# Aim
Lay out the lines from the one with "ranking-row[interactable]: 10 Joker_..." to the one with "fan-score-unit: 粉丝力 <box>1031 474" as a Markdown table with the columns No. and Line, giving each line a row number and skipping blank lines.

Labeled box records
----

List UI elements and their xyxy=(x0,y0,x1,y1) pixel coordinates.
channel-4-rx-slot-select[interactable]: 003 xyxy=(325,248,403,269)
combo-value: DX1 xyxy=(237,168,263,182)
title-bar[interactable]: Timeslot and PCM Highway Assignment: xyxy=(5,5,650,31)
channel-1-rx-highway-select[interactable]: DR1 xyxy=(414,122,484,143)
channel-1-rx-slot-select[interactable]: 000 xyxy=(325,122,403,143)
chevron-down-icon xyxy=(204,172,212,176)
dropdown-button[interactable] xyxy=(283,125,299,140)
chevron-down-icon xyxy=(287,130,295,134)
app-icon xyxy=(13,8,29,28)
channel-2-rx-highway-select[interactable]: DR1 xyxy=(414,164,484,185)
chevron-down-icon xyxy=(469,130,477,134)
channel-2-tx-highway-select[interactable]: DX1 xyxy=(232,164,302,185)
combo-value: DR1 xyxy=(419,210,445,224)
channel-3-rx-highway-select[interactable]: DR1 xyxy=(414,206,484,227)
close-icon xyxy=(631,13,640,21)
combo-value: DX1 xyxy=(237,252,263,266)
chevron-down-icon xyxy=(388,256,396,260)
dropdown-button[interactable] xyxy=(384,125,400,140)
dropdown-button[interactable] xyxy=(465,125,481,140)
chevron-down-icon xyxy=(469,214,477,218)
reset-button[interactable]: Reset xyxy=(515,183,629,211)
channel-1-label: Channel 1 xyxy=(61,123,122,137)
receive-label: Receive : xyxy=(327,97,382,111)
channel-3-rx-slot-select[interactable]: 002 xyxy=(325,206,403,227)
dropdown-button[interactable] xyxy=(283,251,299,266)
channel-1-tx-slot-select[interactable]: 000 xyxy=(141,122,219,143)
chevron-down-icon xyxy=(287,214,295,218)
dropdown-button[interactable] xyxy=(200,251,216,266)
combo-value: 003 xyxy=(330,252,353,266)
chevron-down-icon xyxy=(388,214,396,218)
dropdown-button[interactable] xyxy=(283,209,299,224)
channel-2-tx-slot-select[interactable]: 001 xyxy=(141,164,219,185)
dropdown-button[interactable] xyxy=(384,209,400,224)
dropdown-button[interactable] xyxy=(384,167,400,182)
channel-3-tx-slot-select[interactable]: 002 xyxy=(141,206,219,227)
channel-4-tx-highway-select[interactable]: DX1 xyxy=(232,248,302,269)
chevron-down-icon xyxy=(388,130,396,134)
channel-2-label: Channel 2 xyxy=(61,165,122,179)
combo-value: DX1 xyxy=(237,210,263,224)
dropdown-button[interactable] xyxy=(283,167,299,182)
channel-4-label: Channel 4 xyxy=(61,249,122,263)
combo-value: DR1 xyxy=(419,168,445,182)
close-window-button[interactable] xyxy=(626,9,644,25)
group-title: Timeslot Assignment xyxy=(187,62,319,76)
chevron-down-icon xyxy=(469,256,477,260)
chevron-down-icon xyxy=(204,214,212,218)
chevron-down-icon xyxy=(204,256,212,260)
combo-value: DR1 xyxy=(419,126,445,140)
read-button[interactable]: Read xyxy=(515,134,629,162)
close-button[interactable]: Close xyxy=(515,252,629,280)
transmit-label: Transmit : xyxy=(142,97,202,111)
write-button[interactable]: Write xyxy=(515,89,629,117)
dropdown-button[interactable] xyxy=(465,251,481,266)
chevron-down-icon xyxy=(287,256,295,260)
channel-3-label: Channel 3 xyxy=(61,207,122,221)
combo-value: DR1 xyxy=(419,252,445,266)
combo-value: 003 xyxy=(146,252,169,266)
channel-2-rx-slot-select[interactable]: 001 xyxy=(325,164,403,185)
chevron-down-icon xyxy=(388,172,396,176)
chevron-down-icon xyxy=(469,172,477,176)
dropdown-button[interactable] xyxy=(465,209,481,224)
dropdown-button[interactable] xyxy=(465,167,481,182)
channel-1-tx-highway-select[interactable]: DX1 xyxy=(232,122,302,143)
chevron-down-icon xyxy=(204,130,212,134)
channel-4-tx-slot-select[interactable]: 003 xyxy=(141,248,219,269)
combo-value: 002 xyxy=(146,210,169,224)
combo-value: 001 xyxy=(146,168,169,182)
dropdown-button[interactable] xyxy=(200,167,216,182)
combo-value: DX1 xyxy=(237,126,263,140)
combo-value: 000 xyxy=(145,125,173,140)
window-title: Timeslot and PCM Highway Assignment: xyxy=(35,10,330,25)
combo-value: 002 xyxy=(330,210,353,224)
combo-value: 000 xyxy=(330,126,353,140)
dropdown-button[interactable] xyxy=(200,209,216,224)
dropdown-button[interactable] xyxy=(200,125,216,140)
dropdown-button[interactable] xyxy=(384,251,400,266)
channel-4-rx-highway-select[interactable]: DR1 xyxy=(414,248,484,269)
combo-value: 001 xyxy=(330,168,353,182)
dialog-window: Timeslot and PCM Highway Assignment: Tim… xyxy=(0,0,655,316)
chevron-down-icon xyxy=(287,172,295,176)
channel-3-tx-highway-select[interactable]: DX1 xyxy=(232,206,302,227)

----

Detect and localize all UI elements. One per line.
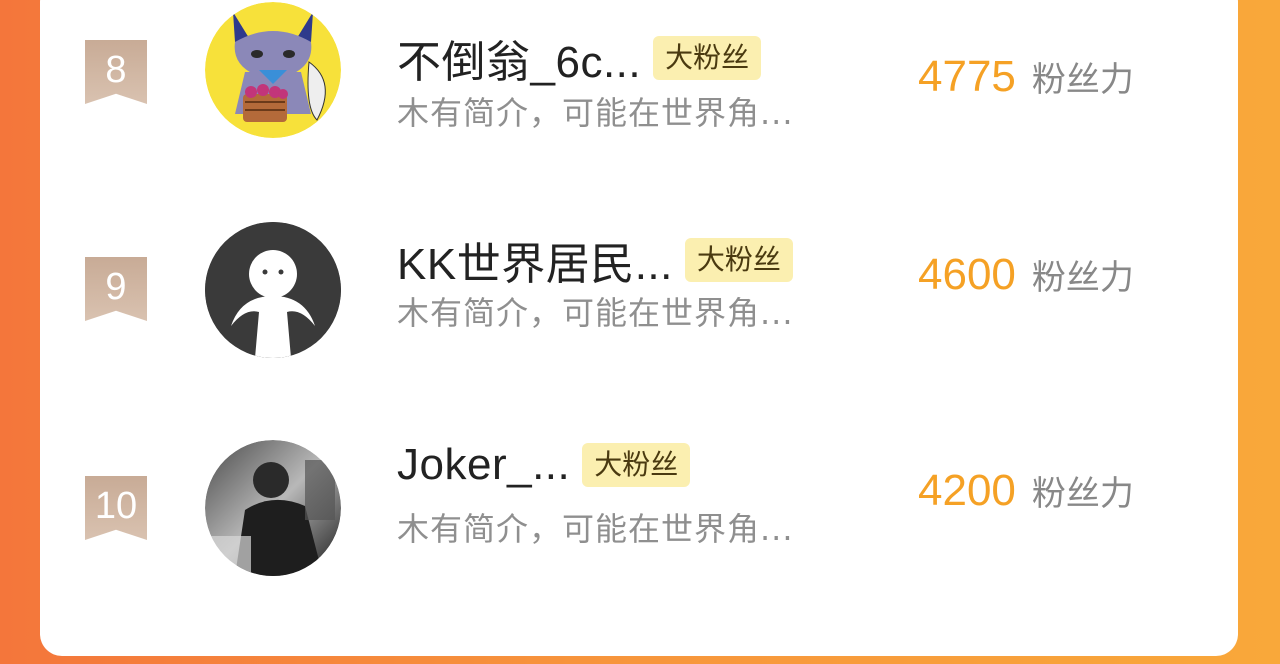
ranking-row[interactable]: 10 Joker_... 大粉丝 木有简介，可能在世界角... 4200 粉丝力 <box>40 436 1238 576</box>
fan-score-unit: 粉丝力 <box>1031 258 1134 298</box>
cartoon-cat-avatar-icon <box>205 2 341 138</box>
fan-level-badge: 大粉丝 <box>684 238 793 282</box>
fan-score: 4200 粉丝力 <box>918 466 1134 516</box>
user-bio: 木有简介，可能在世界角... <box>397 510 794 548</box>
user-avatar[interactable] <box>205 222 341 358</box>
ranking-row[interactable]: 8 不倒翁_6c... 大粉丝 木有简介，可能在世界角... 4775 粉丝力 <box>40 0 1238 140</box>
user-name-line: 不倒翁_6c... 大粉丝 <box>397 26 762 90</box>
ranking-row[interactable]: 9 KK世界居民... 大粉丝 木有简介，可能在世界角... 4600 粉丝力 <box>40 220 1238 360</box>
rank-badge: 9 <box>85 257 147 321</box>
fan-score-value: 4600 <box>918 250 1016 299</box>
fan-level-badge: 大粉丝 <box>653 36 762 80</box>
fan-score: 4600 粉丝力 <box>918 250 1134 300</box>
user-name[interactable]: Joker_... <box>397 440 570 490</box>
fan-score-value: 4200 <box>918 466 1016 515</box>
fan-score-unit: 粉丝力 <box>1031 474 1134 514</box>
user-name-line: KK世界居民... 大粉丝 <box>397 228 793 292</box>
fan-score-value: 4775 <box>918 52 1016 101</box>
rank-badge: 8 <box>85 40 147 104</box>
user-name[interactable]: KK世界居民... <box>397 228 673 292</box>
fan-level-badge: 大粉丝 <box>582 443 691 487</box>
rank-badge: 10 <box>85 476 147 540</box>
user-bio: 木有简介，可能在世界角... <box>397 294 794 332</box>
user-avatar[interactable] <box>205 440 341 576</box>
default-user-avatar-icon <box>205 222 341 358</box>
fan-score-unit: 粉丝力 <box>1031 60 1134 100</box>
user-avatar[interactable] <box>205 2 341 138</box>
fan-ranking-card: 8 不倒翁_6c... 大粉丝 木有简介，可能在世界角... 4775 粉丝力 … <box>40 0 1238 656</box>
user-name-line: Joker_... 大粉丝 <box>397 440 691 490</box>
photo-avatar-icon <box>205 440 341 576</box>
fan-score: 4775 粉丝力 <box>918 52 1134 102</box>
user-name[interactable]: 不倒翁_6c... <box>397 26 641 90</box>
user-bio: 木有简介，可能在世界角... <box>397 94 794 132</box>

----

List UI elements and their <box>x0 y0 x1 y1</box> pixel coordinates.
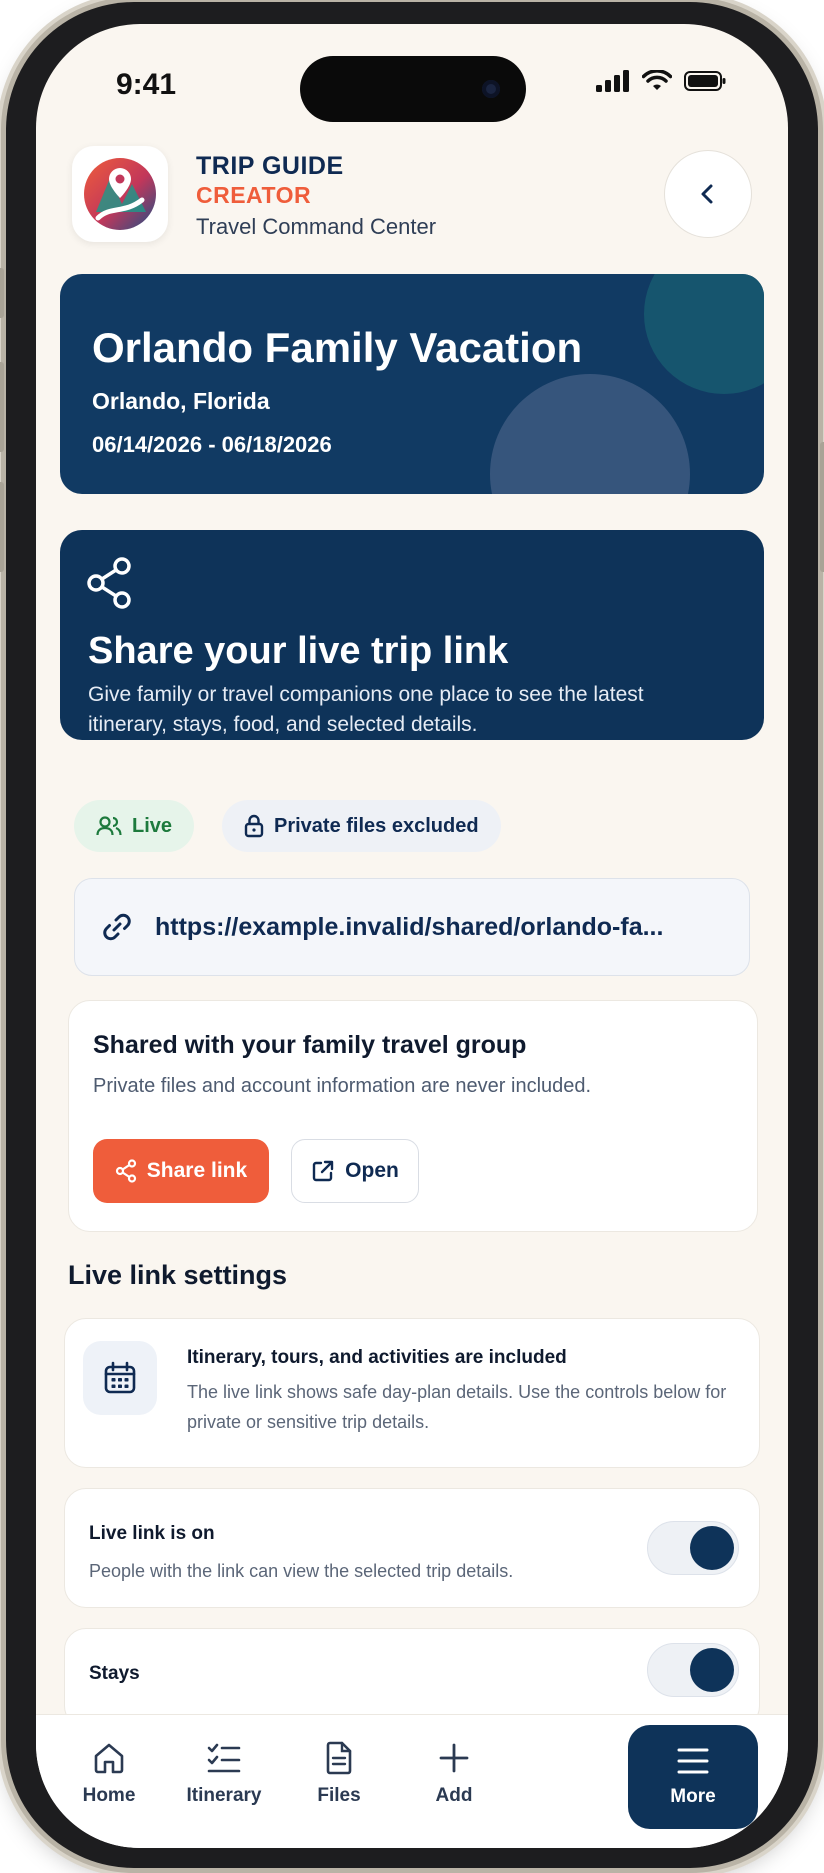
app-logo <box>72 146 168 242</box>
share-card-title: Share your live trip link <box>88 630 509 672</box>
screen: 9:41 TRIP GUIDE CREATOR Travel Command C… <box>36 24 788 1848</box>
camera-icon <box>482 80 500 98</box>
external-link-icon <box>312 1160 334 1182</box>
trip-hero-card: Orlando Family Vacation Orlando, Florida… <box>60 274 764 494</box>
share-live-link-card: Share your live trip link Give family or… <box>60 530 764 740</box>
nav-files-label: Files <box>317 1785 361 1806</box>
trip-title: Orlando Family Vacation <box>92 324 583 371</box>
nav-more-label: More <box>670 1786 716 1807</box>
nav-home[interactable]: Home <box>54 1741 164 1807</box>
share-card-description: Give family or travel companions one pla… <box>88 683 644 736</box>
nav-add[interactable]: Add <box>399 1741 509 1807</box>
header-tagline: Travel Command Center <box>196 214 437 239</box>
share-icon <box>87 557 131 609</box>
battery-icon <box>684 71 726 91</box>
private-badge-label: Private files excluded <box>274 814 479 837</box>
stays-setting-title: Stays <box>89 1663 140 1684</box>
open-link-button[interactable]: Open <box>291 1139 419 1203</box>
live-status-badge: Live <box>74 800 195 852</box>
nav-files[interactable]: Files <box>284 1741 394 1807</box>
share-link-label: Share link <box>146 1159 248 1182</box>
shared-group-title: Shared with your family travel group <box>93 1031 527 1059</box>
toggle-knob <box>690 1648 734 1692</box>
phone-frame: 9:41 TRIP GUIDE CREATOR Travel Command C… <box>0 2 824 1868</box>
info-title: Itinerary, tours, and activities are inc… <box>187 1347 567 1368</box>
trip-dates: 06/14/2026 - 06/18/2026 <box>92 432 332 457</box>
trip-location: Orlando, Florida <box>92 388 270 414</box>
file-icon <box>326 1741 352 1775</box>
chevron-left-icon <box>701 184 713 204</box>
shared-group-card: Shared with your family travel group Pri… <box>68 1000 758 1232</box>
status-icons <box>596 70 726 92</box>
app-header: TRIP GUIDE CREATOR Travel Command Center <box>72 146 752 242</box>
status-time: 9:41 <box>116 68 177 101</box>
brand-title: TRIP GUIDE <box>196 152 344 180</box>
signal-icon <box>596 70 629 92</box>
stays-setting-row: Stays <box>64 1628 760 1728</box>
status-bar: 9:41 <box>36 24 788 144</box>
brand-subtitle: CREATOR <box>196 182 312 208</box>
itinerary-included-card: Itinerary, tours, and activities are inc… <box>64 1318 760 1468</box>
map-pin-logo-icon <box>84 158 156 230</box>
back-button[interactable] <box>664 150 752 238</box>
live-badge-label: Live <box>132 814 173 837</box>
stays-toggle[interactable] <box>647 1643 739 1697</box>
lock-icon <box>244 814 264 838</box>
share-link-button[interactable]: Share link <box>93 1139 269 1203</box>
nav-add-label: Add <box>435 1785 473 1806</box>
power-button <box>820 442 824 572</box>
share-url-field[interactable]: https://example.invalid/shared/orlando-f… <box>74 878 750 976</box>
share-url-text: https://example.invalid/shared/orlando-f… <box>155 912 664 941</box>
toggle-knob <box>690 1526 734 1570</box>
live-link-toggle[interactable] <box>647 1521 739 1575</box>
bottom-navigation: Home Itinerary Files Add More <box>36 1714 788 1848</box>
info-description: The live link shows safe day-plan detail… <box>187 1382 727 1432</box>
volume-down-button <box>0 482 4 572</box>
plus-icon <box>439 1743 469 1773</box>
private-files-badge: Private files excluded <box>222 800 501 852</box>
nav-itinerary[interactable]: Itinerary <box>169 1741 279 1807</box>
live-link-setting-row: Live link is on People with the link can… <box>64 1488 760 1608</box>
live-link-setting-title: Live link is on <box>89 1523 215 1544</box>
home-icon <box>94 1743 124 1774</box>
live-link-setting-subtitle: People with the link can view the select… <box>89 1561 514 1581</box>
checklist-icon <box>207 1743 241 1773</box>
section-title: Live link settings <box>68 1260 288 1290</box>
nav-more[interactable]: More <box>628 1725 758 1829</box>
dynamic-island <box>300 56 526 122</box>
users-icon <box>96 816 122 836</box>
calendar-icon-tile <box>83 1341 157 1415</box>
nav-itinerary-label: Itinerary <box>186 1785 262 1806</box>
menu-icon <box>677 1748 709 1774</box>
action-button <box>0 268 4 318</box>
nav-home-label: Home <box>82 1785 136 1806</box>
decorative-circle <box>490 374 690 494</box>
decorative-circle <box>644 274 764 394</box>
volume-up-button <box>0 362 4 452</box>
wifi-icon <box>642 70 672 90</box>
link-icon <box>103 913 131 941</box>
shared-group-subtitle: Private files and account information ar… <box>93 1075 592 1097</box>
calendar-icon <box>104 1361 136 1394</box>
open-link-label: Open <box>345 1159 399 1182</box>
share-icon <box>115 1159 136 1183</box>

----

# Exercise response
| No. | Line |
|---|---|
| 1 | ranking-row[interactable]: 10 Joker_... 大粉丝 木有简介，可能在世界角... 4200 粉丝力 <box>40 436 1238 576</box> |
| 2 | fan-score-unit: 粉丝力 <box>1031 258 1134 298</box> |
| 3 | cartoon-cat-avatar-icon <box>205 2 341 138</box> |
| 4 | fan-level-badge: 大粉丝 <box>684 238 793 282</box> |
| 5 | fan-score: 4200 粉丝力 <box>918 466 1134 516</box> |
| 6 | user-bio: 木有简介，可能在世界角... <box>397 510 794 548</box> |
| 7 | user-avatar[interactable] <box>205 222 341 358</box> |
| 8 | ranking-row[interactable]: 8 不倒翁_6c... 大粉丝 木有简介，可能在世界角... 4775 粉丝力 <box>40 0 1238 140</box> |
| 9 | user-name-line: 不倒翁_6c... 大粉丝 <box>397 26 762 90</box> |
| 10 | ranking-row[interactable]: 9 KK世界居民... 大粉丝 木有简介，可能在世界角... 4600 粉丝力 <box>40 220 1238 360</box> |
| 11 | rank-badge: 9 <box>85 257 147 321</box> |
| 12 | fan-score-value: 4600 <box>918 250 1016 299</box> |
| 13 | fan-level-badge: 大粉丝 <box>653 36 762 80</box> |
| 14 | fan-score: 4600 粉丝力 <box>918 250 1134 300</box> |
| 15 | user-name[interactable]: Joker_... <box>397 440 570 490</box> |
| 16 | fan-score-value: 4200 <box>918 466 1016 515</box> |
| 17 | fan-score-unit: 粉丝力 <box>1031 474 1134 514</box> |